#### Exercise description
Pull every line of the entries that has the word "připojit".

━━━━━ Supplied entries

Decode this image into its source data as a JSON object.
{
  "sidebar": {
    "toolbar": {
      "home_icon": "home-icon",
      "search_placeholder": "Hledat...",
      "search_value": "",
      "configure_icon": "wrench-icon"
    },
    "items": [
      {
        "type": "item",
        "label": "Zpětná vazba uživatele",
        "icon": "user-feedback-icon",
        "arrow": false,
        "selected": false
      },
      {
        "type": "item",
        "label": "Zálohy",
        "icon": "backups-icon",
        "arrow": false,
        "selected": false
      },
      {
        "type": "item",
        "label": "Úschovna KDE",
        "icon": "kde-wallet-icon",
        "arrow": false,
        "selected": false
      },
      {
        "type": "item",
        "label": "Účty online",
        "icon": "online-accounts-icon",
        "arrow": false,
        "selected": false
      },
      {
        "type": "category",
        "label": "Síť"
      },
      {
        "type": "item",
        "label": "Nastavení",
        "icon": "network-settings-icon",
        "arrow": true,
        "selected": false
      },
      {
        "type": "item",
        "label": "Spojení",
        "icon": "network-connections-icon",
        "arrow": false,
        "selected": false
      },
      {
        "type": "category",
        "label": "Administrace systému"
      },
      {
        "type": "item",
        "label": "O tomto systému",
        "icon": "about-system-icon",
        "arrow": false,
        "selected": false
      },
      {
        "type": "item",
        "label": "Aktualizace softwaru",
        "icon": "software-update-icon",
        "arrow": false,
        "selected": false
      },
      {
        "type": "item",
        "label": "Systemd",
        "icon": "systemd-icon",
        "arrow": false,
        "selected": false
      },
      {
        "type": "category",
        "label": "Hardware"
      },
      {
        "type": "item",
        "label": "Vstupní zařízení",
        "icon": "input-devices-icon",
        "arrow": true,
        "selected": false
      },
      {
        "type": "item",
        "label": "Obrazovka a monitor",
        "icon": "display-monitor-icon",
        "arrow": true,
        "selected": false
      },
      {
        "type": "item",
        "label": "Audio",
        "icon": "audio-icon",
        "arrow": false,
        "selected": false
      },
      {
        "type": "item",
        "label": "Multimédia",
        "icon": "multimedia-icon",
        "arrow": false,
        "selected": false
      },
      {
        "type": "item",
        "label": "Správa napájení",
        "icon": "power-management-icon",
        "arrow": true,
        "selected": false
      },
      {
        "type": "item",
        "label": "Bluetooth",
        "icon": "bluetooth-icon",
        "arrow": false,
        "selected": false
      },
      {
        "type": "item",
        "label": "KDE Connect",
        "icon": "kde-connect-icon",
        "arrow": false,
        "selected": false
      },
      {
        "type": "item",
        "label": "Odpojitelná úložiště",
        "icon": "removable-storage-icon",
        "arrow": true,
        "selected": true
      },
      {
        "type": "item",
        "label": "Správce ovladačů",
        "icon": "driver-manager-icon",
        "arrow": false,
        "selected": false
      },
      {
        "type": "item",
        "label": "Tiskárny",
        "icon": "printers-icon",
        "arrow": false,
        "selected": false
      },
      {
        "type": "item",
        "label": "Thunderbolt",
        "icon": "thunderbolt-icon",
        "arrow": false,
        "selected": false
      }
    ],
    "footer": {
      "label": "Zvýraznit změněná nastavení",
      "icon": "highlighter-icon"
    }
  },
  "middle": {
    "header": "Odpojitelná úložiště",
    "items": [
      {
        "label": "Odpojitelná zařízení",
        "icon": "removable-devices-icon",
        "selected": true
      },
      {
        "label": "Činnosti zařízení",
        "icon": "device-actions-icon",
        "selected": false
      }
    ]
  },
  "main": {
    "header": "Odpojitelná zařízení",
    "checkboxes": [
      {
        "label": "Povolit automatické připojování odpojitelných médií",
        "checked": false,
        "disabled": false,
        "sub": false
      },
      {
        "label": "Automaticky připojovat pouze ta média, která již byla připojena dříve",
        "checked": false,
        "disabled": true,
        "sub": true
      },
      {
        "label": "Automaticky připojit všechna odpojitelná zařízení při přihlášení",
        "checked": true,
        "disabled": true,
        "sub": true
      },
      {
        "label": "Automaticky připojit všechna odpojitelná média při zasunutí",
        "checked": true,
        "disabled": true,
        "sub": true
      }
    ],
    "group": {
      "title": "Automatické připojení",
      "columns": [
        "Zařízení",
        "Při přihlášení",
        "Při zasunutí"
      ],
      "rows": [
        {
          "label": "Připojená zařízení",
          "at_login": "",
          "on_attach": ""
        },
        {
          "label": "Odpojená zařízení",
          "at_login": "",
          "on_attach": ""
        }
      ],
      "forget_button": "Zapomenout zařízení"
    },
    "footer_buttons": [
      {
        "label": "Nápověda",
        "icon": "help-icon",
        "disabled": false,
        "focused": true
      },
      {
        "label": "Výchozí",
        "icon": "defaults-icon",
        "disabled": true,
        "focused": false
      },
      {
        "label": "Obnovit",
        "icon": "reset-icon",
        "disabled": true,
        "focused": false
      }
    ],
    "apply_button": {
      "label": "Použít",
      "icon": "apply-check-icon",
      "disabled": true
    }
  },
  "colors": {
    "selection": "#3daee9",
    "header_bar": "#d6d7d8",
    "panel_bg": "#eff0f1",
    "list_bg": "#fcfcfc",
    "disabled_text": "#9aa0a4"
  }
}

━━━━━━━━━━

#### Answer to this task
        "label": "Automaticky připojit všechna odpojitelná zařízení při přihlášení",
        "label": "Automaticky připojit všechna odpojitelná média při zasunutí",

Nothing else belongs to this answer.